§ YOUR OBJECTIVE: Give every entry again, word for word and in full.

(Stored dataset items)
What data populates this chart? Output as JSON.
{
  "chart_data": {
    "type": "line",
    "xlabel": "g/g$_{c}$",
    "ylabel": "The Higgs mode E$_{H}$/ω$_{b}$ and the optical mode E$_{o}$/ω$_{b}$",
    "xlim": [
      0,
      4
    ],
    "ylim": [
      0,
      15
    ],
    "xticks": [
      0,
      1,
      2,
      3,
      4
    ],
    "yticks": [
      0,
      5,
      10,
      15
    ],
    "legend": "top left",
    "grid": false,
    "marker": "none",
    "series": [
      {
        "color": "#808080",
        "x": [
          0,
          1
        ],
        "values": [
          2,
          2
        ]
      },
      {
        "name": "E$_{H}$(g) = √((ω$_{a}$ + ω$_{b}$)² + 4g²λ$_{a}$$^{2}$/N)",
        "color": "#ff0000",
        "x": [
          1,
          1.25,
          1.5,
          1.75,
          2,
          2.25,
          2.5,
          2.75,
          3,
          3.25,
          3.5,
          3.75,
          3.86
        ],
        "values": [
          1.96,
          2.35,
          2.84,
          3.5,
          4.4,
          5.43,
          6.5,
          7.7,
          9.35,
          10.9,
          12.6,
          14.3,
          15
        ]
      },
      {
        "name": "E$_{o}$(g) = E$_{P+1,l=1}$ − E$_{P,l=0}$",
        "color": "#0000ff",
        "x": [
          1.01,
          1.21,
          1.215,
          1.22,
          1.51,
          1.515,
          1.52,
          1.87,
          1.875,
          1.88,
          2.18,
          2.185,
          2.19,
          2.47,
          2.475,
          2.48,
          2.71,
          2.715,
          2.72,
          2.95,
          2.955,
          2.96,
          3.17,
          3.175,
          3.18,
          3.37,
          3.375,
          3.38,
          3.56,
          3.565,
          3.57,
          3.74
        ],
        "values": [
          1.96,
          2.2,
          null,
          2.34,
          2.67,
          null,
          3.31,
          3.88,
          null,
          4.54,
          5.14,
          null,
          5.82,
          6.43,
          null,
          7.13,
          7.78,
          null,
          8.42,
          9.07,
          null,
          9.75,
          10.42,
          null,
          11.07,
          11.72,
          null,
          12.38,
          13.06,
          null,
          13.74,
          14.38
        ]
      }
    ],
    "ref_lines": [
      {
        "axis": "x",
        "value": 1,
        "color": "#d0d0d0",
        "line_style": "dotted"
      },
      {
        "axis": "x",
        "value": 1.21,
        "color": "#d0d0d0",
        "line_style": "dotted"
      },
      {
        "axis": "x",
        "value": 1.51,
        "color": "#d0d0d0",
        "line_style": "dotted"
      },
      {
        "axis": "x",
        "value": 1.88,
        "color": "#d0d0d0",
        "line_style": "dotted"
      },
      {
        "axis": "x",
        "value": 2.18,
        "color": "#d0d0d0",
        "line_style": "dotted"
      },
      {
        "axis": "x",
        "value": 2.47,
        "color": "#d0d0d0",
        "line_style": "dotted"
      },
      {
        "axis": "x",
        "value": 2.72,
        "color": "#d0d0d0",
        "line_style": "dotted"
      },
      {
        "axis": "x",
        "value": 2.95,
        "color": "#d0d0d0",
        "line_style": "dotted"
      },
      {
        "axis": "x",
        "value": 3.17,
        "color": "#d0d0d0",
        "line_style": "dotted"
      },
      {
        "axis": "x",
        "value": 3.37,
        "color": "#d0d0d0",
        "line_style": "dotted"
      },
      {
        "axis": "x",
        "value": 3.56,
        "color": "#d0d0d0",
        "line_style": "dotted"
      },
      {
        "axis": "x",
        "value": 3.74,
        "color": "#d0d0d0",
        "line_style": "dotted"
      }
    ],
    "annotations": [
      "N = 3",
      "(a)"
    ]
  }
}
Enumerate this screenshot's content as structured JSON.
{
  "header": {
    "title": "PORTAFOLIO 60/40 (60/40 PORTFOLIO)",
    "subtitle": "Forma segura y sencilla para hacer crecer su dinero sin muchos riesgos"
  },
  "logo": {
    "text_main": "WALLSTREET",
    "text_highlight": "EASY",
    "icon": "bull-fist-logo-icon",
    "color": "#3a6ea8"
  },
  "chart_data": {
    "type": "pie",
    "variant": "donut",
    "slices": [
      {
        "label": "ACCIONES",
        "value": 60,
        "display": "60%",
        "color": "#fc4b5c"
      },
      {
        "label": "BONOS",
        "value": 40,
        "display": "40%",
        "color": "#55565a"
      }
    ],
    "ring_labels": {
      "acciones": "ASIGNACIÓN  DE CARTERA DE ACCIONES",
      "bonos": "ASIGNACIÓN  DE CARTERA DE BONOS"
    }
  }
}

§ SOLUTION FOR THIS TASK:
What data populates this chart? Output as JSON.
{
  "chart_data": {
    "type": "line",
    "xlabel": "g/g$_{c}$",
    "ylabel": "The Higgs mode E$_{H}$/ω$_{b}$ and the optical mode E$_{o}$/ω$_{b}$",
    "xlim": [
      0,
      4
    ],
    "ylim": [
      0,
      15
    ],
    "xticks": [
      0,
      1,
      2,
      3,
      4
    ],
    "yticks": [
      0,
      5,
      10,
      15
    ],
    "legend": "top left",
    "grid": false,
    "marker": "none",
    "series": [
      {
        "color": "#808080",
        "x": [
          0,
          1
        ],
        "values": [
          2,
          2
        ]
      },
      {
        "name": "E$_{H}$(g) = √((ω$_{a}$ + ω$_{b}$)² + 4g²λ$_{a}$$^{2}$/N)",
        "color": "#ff0000",
        "x": [
          1,
          1.25,
          1.5,
          1.75,
          2,
          2.25,
          2.5,
          2.75,
          3,
          3.25,
          3.5,
          3.75,
          3.86
        ],
        "values": [
          1.96,
          2.35,
          2.84,
          3.5,
          4.4,
          5.43,
          6.5,
          7.7,
          9.35,
          10.9,
          12.6,
          14.3,
          15
        ]
      },
      {
        "name": "E$_{o}$(g) = E$_{P+1,l=1}$ − E$_{P,l=0}$",
        "color": "#0000ff",
        "x": [
          1.01,
          1.21,
          1.215,
          1.22,
          1.51,
          1.515,
          1.52,
          1.87,
          1.875,
          1.88,
          2.18,
          2.185,
          2.19,
          2.47,
          2.475,
          2.48,
          2.71,
          2.715,
          2.72,
          2.95,
          2.955,
          2.96,
          3.17,
          3.175,
          3.18,
          3.37,
          3.375,
          3.38,
          3.56,
          3.565,
          3.57,
          3.74
        ],
        "values": [
          1.96,
          2.2,
          null,
          2.34,
          2.67,
          null,
          3.31,
          3.88,
          null,
          4.54,
          5.14,
          null,
          5.82,
          6.43,
          null,
          7.13,
          7.78,
          null,
          8.42,
          9.07,
          null,
          9.75,
          10.42,
          null,
          11.07,
          11.72,
          null,
          12.38,
          13.06,
          null,
          13.74,
          14.38
        ]
      }
    ],
    "ref_lines": [
      {
        "axis": "x",
        "value": 1,
        "color": "#d0d0d0",
        "line_style": "dotted"
      },
      {
        "axis": "x",
        "value": 1.21,
        "color": "#d0d0d0",
        "line_style": "dotted"
      },
      {
        "axis": "x",
        "value": 1.51,
        "color": "#d0d0d0",
        "line_style": "dotted"
      },
      {
        "axis": "x",
        "value": 1.88,
        "color": "#d0d0d0",
        "line_style": "dotted"
      },
      {
        "axis": "x",
        "value": 2.18,
        "color": "#d0d0d0",
        "line_style": "dotted"
      },
      {
        "axis": "x",
        "value": 2.47,
        "color": "#d0d0d0",
        "line_style": "dotted"
      },
      {
        "axis": "x",
        "value": 2.72,
        "color": "#d0d0d0",
        "line_style": "dotted"
      },
      {
        "axis": "x",
        "value": 2.95,
        "color": "#d0d0d0",
        "line_style": "dotted"
      },
      {
        "axis": "x",
        "value": 3.17,
        "color": "#d0d0d0",
        "line_style": "dotted"
      },
      {
        "axis": "x",
        "value": 3.37,
        "color": "#d0d0d0",
        "line_style": "dotted"
      },
      {
        "axis": "x",
        "value": 3.56,
        "color": "#d0d0d0",
        "line_style": "dotted"
      },
      {
        "axis": "x",
        "value": 3.74,
        "color": "#d0d0d0",
        "line_style": "dotted"
      }
    ],
    "annotations": [
      "N = 3",
      "(a)"
    ]
  }
}
Enumerate this screenshot's content as structured JSON.
{
  "header": {
    "title": "PORTAFOLIO 60/40 (60/40 PORTFOLIO)",
    "subtitle": "Forma segura y sencilla para hacer crecer su dinero sin muchos riesgos"
  },
  "logo": {
    "text_main": "WALLSTREET",
    "text_highlight": "EASY",
    "icon": "bull-fist-logo-icon",
    "color": "#3a6ea8"
  },
  "chart_data": {
    "type": "pie",
    "variant": "donut",
    "slices": [
      {
        "label": "ACCIONES",
        "value": 60,
        "display": "60%",
        "color": "#fc4b5c"
      },
      {
        "label": "BONOS",
        "value": 40,
        "display": "40%",
        "color": "#55565a"
      }
    ],
    "ring_labels": {
      "acciones": "ASIGNACIÓN  DE CARTERA DE ACCIONES",
      "bonos": "ASIGNACIÓN  DE CARTERA DE BONOS"
    }
  }
}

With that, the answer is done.